--- begin INFORMATION SHOWN ---
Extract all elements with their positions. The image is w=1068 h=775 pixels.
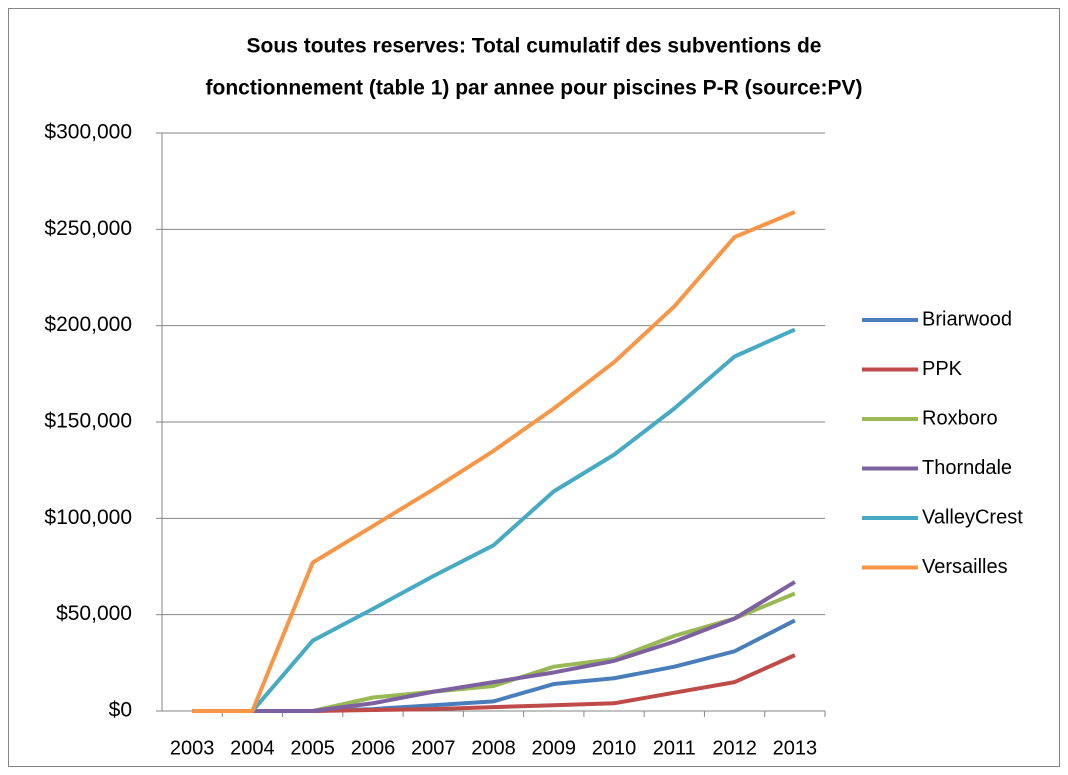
y-tick-label: $0 [109, 699, 132, 722]
chart-title: Sous toutes reserves: Total cumulatif de… [247, 35, 822, 58]
legend-label: Thorndale [922, 457, 1012, 479]
x-tick-label: 2012 [712, 737, 757, 759]
chart-title: fonctionnement (table 1) par annee pour … [206, 77, 863, 100]
x-tick-label: 2011 [653, 737, 696, 759]
legend-label: PPK [922, 358, 963, 380]
x-tick-label: 2004 [230, 737, 275, 759]
x-tick-label: 2008 [471, 737, 516, 759]
y-tick-label: $300,000 [44, 121, 132, 144]
y-tick-label: $100,000 [44, 506, 132, 529]
x-tick-label: 2010 [592, 737, 637, 759]
x-tick-label: 2003 [170, 737, 215, 759]
legend-label: Roxboro [922, 407, 998, 429]
x-tick-label: 2005 [290, 737, 335, 759]
y-tick-label: $250,000 [44, 217, 132, 240]
chart-border [8, 8, 1060, 767]
y-tick-label: $200,000 [44, 313, 132, 336]
series-line [192, 327, 796, 713]
series-line [192, 580, 796, 713]
legend-label: Briarwood [922, 308, 1012, 330]
legend-label: ValleyCrest [922, 506, 1023, 528]
x-tick-label: 2013 [773, 737, 818, 759]
series-line [192, 210, 796, 713]
y-tick-label: $150,000 [44, 410, 132, 433]
x-tick-label: 2007 [411, 737, 456, 759]
y-tick-label: $50,000 [56, 602, 132, 625]
x-tick-label: 2006 [351, 737, 396, 759]
x-tick-label: 2009 [532, 737, 577, 759]
legend-label: Versailles [922, 556, 1008, 578]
--- end INFORMATION SHOWN ---
- WHAT THIS TASK INVOLVES
Update all of the lines above by replacing every "x-tick-label" with "x-axis-label" and leaving everything else unchanged. Leave the picture out of your answer.

- EXERCISE SOLUTION
Extract all elements with their positions. The image is w=1068 h=775 pixels.
y-tick-label: $0 [109, 699, 132, 722]
chart-title: Sous toutes reserves: Total cumulatif de… [247, 35, 822, 58]
legend-label: Thorndale [922, 457, 1012, 479]
x-axis-label: 2012 [712, 737, 757, 759]
chart-title: fonctionnement (table 1) par annee pour … [206, 77, 863, 100]
x-axis-label: 2011 [653, 737, 696, 759]
legend-label: PPK [922, 358, 963, 380]
x-axis-label: 2004 [230, 737, 275, 759]
x-axis-label: 2008 [471, 737, 516, 759]
y-tick-label: $300,000 [44, 121, 132, 144]
y-tick-label: $100,000 [44, 506, 132, 529]
x-axis-label: 2010 [592, 737, 637, 759]
x-axis-label: 2003 [170, 737, 215, 759]
legend-label: Roxboro [922, 407, 998, 429]
x-axis-label: 2005 [290, 737, 335, 759]
y-tick-label: $250,000 [44, 217, 132, 240]
chart-border [8, 8, 1060, 767]
y-tick-label: $200,000 [44, 313, 132, 336]
series-line [192, 327, 796, 713]
series-line [192, 580, 796, 713]
legend-label: Briarwood [922, 308, 1012, 330]
legend-label: ValleyCrest [922, 506, 1023, 528]
x-axis-label: 2013 [773, 737, 818, 759]
series-line [192, 210, 796, 713]
y-tick-label: $150,000 [44, 410, 132, 433]
x-axis-label: 2007 [411, 737, 456, 759]
y-tick-label: $50,000 [56, 602, 132, 625]
x-axis-label: 2006 [351, 737, 396, 759]
x-axis-label: 2009 [532, 737, 577, 759]
legend-label: Versailles [922, 556, 1008, 578]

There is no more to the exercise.